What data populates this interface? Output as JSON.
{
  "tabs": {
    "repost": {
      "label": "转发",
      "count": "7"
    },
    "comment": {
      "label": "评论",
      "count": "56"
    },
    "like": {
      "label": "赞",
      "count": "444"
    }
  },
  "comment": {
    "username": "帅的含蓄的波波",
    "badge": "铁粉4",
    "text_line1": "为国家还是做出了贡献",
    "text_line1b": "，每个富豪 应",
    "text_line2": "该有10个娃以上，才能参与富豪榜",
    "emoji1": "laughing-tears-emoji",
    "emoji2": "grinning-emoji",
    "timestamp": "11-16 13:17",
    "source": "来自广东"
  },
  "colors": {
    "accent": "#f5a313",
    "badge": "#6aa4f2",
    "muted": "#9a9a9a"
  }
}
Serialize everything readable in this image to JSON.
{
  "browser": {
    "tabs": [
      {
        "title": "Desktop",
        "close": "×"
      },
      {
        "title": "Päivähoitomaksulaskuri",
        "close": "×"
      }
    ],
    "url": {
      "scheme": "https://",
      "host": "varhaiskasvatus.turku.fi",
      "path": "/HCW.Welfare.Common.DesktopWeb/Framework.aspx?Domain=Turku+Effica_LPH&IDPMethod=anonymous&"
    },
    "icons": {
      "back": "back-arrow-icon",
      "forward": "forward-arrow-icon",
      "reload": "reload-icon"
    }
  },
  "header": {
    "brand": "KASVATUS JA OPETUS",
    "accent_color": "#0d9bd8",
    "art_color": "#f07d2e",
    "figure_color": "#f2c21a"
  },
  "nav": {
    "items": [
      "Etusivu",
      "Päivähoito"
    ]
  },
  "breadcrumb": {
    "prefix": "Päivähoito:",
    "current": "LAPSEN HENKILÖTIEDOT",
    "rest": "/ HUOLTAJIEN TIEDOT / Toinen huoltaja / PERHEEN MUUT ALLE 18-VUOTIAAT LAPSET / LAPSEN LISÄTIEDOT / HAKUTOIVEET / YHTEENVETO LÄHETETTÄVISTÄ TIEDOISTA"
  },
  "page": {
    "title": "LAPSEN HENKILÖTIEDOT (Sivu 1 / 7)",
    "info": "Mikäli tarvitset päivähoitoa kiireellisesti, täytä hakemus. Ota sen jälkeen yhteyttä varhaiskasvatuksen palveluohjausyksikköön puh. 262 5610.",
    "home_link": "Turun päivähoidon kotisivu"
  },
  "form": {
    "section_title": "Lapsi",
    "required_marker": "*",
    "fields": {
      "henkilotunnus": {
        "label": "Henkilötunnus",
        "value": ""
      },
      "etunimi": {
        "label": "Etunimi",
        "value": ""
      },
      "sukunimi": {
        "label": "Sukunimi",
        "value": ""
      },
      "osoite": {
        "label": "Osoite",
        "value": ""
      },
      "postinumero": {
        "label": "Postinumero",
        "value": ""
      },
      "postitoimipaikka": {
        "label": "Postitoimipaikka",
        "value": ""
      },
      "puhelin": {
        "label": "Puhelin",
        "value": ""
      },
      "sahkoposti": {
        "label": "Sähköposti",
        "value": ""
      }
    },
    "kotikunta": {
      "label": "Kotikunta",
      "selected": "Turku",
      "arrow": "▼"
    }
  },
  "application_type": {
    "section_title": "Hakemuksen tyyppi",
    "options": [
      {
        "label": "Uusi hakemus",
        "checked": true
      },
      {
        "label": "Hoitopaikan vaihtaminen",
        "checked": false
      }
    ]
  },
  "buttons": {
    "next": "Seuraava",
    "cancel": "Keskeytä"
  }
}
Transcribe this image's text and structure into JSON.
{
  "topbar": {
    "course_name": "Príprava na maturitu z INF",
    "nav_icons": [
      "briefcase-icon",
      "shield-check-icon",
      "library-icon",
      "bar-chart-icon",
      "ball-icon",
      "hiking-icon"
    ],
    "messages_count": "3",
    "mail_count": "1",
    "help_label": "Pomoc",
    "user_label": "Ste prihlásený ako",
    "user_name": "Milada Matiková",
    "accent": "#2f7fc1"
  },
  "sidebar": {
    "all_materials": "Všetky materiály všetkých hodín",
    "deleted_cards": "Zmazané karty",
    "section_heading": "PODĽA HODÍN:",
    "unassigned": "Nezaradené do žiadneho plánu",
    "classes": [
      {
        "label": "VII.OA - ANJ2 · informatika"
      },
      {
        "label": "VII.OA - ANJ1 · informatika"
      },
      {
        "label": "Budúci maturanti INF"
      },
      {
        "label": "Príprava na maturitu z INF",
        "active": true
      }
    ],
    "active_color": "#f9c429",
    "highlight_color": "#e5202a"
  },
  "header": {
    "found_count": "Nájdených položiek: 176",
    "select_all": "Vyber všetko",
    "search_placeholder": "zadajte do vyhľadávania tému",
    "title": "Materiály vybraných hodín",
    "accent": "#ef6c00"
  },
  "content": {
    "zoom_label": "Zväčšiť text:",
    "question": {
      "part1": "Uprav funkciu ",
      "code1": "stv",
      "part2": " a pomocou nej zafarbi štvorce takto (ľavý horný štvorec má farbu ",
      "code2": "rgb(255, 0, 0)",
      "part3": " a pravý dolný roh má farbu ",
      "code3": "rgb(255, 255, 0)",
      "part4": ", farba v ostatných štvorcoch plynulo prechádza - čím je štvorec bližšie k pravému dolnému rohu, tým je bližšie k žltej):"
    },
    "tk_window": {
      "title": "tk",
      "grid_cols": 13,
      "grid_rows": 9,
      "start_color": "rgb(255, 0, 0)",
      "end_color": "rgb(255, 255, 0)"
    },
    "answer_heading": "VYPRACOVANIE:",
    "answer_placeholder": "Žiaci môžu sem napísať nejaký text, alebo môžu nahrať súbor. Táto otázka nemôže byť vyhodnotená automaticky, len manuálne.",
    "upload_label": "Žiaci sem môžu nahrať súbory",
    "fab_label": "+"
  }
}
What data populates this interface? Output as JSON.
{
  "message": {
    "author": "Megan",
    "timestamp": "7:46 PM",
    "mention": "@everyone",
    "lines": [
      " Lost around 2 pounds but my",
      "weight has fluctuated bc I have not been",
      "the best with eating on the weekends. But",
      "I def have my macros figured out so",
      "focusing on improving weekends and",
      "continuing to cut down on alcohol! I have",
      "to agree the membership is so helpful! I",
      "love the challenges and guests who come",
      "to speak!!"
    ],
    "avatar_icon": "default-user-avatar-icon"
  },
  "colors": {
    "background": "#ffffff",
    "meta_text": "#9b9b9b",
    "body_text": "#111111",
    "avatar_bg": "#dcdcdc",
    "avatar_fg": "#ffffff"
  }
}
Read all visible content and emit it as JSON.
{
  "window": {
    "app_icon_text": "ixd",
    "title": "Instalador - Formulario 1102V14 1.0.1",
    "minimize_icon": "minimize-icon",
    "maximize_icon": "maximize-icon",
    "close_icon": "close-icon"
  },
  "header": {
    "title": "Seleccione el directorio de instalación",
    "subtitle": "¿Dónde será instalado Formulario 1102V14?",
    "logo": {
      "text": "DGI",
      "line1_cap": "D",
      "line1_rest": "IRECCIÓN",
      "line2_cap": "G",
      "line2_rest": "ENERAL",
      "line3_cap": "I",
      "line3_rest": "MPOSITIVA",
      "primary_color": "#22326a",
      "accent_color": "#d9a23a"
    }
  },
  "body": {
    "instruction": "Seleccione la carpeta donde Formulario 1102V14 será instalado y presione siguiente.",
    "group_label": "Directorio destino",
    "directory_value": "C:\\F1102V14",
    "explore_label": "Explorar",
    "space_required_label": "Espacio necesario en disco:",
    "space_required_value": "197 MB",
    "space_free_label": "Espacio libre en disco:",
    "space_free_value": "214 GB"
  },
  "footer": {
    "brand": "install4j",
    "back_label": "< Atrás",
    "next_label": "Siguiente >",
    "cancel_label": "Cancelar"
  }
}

■ OBJECTIVE ■
Transcribe each record exactly. Leave nothing out.

■ CORRECT ANSWER ■
What data populates this interface? Output as JSON.
{
  "tabs": {
    "repost": {
      "label": "转发",
      "count": "7"
    },
    "comment": {
      "label": "评论",
      "count": "56"
    },
    "like": {
      "label": "赞",
      "count": "444"
    }
  },
  "comment": {
    "username": "帅的含蓄的波波",
    "badge": "铁粉4",
    "text_line1": "为国家还是做出了贡献",
    "text_line1b": "，每个富豪 应",
    "text_line2": "该有10个娃以上，才能参与富豪榜",
    "emoji1": "laughing-tears-emoji",
    "emoji2": "grinning-emoji",
    "timestamp": "11-16 13:17",
    "source": "来自广东"
  },
  "colors": {
    "accent": "#f5a313",
    "badge": "#6aa4f2",
    "muted": "#9a9a9a"
  }
}
Serialize everything readable in this image to JSON.
{
  "browser": {
    "tabs": [
      {
        "title": "Desktop",
        "close": "×"
      },
      {
        "title": "Päivähoitomaksulaskuri",
        "close": "×"
      }
    ],
    "url": {
      "scheme": "https://",
      "host": "varhaiskasvatus.turku.fi",
      "path": "/HCW.Welfare.Common.DesktopWeb/Framework.aspx?Domain=Turku+Effica_LPH&IDPMethod=anonymous&"
    },
    "icons": {
      "back": "back-arrow-icon",
      "forward": "forward-arrow-icon",
      "reload": "reload-icon"
    }
  },
  "header": {
    "brand": "KASVATUS JA OPETUS",
    "accent_color": "#0d9bd8",
    "art_color": "#f07d2e",
    "figure_color": "#f2c21a"
  },
  "nav": {
    "items": [
      "Etusivu",
      "Päivähoito"
    ]
  },
  "breadcrumb": {
    "prefix": "Päivähoito:",
    "current": "LAPSEN HENKILÖTIEDOT",
    "rest": "/ HUOLTAJIEN TIEDOT / Toinen huoltaja / PERHEEN MUUT ALLE 18-VUOTIAAT LAPSET / LAPSEN LISÄTIEDOT / HAKUTOIVEET / YHTEENVETO LÄHETETTÄVISTÄ TIEDOISTA"
  },
  "page": {
    "title": "LAPSEN HENKILÖTIEDOT (Sivu 1 / 7)",
    "info": "Mikäli tarvitset päivähoitoa kiireellisesti, täytä hakemus. Ota sen jälkeen yhteyttä varhaiskasvatuksen palveluohjausyksikköön puh. 262 5610.",
    "home_link": "Turun päivähoidon kotisivu"
  },
  "form": {
    "section_title": "Lapsi",
    "required_marker": "*",
    "fields": {
      "henkilotunnus": {
        "label": "Henkilötunnus",
        "value": ""
      },
      "etunimi": {
        "label": "Etunimi",
        "value": ""
      },
      "sukunimi": {
        "label": "Sukunimi",
        "value": ""
      },
      "osoite": {
        "label": "Osoite",
        "value": ""
      },
      "postinumero": {
        "label": "Postinumero",
        "value": ""
      },
      "postitoimipaikka": {
        "label": "Postitoimipaikka",
        "value": ""
      },
      "puhelin": {
        "label": "Puhelin",
        "value": ""
      },
      "sahkoposti": {
        "label": "Sähköposti",
        "value": ""
      }
    },
    "kotikunta": {
      "label": "Kotikunta",
      "selected": "Turku",
      "arrow": "▼"
    }
  },
  "application_type": {
    "section_title": "Hakemuksen tyyppi",
    "options": [
      {
        "label": "Uusi hakemus",
        "checked": true
      },
      {
        "label": "Hoitopaikan vaihtaminen",
        "checked": false
      }
    ]
  },
  "buttons": {
    "next": "Seuraava",
    "cancel": "Keskeytä"
  }
}
Transcribe this image's text and structure into JSON.
{
  "topbar": {
    "course_name": "Príprava na maturitu z INF",
    "nav_icons": [
      "briefcase-icon",
      "shield-check-icon",
      "library-icon",
      "bar-chart-icon",
      "ball-icon",
      "hiking-icon"
    ],
    "messages_count": "3",
    "mail_count": "1",
    "help_label": "Pomoc",
    "user_label": "Ste prihlásený ako",
    "user_name": "Milada Matiková",
    "accent": "#2f7fc1"
  },
  "sidebar": {
    "all_materials": "Všetky materiály všetkých hodín",
    "deleted_cards": "Zmazané karty",
    "section_heading": "PODĽA HODÍN:",
    "unassigned": "Nezaradené do žiadneho plánu",
    "classes": [
      {
        "label": "VII.OA - ANJ2 · informatika"
      },
      {
        "label": "VII.OA - ANJ1 · informatika"
      },
      {
        "label": "Budúci maturanti INF"
      },
      {
        "label": "Príprava na maturitu z INF",
        "active": true
      }
    ],
    "active_color": "#f9c429",
    "highlight_color": "#e5202a"
  },
  "header": {
    "found_count": "Nájdených položiek: 176",
    "select_all": "Vyber všetko",
    "search_placeholder": "zadajte do vyhľadávania tému",
    "title": "Materiály vybraných hodín",
    "accent": "#ef6c00"
  },
  "content": {
    "zoom_label": "Zväčšiť text:",
    "question": {
      "part1": "Uprav funkciu ",
      "code1": "stv",
      "part2": " a pomocou nej zafarbi štvorce takto (ľavý horný štvorec má farbu ",
      "code2": "rgb(255, 0, 0)",
      "part3": " a pravý dolný roh má farbu ",
      "code3": "rgb(255, 255, 0)",
      "part4": ", farba v ostatných štvorcoch plynulo prechádza - čím je štvorec bližšie k pravému dolnému rohu, tým je bližšie k žltej):"
    },
    "tk_window": {
      "title": "tk",
      "grid_cols": 13,
      "grid_rows": 9,
      "start_color": "rgb(255, 0, 0)",
      "end_color": "rgb(255, 255, 0)"
    },
    "answer_heading": "VYPRACOVANIE:",
    "answer_placeholder": "Žiaci môžu sem napísať nejaký text, alebo môžu nahrať súbor. Táto otázka nemôže byť vyhodnotená automaticky, len manuálne.",
    "upload_label": "Žiaci sem môžu nahrať súbory",
    "fab_label": "+"
  }
}
What data populates this interface? Output as JSON.
{
  "message": {
    "author": "Megan",
    "timestamp": "7:46 PM",
    "mention": "@everyone",
    "lines": [
      " Lost around 2 pounds but my",
      "weight has fluctuated bc I have not been",
      "the best with eating on the weekends. But",
      "I def have my macros figured out so",
      "focusing on improving weekends and",
      "continuing to cut down on alcohol! I have",
      "to agree the membership is so helpful! I",
      "love the challenges and guests who come",
      "to speak!!"
    ],
    "avatar_icon": "default-user-avatar-icon"
  },
  "colors": {
    "background": "#ffffff",
    "meta_text": "#9b9b9b",
    "body_text": "#111111",
    "avatar_bg": "#dcdcdc",
    "avatar_fg": "#ffffff"
  }
}
Read all visible content and emit it as JSON.
{
  "window": {
    "app_icon_text": "ixd",
    "title": "Instalador - Formulario 1102V14 1.0.1",
    "minimize_icon": "minimize-icon",
    "maximize_icon": "maximize-icon",
    "close_icon": "close-icon"
  },
  "header": {
    "title": "Seleccione el directorio de instalación",
    "subtitle": "¿Dónde será instalado Formulario 1102V14?",
    "logo": {
      "text": "DGI",
      "line1_cap": "D",
      "line1_rest": "IRECCIÓN",
      "line2_cap": "G",
      "line2_rest": "ENERAL",
      "line3_cap": "I",
      "line3_rest": "MPOSITIVA",
      "primary_color": "#22326a",
      "accent_color": "#d9a23a"
    }
  },
  "body": {
    "instruction": "Seleccione la carpeta donde Formulario 1102V14 será instalado y presione siguiente.",
    "group_label": "Directorio destino",
    "directory_value": "C:\\F1102V14",
    "explore_label": "Explorar",
    "space_required_label": "Espacio necesario en disco:",
    "space_required_value": "197 MB",
    "space_free_label": "Espacio libre en disco:",
    "space_free_value": "214 GB"
  },
  "footer": {
    "brand": "install4j",
    "back_label": "< Atrás",
    "next_label": "Siguiente >",
    "cancel_label": "Cancelar"
  }
}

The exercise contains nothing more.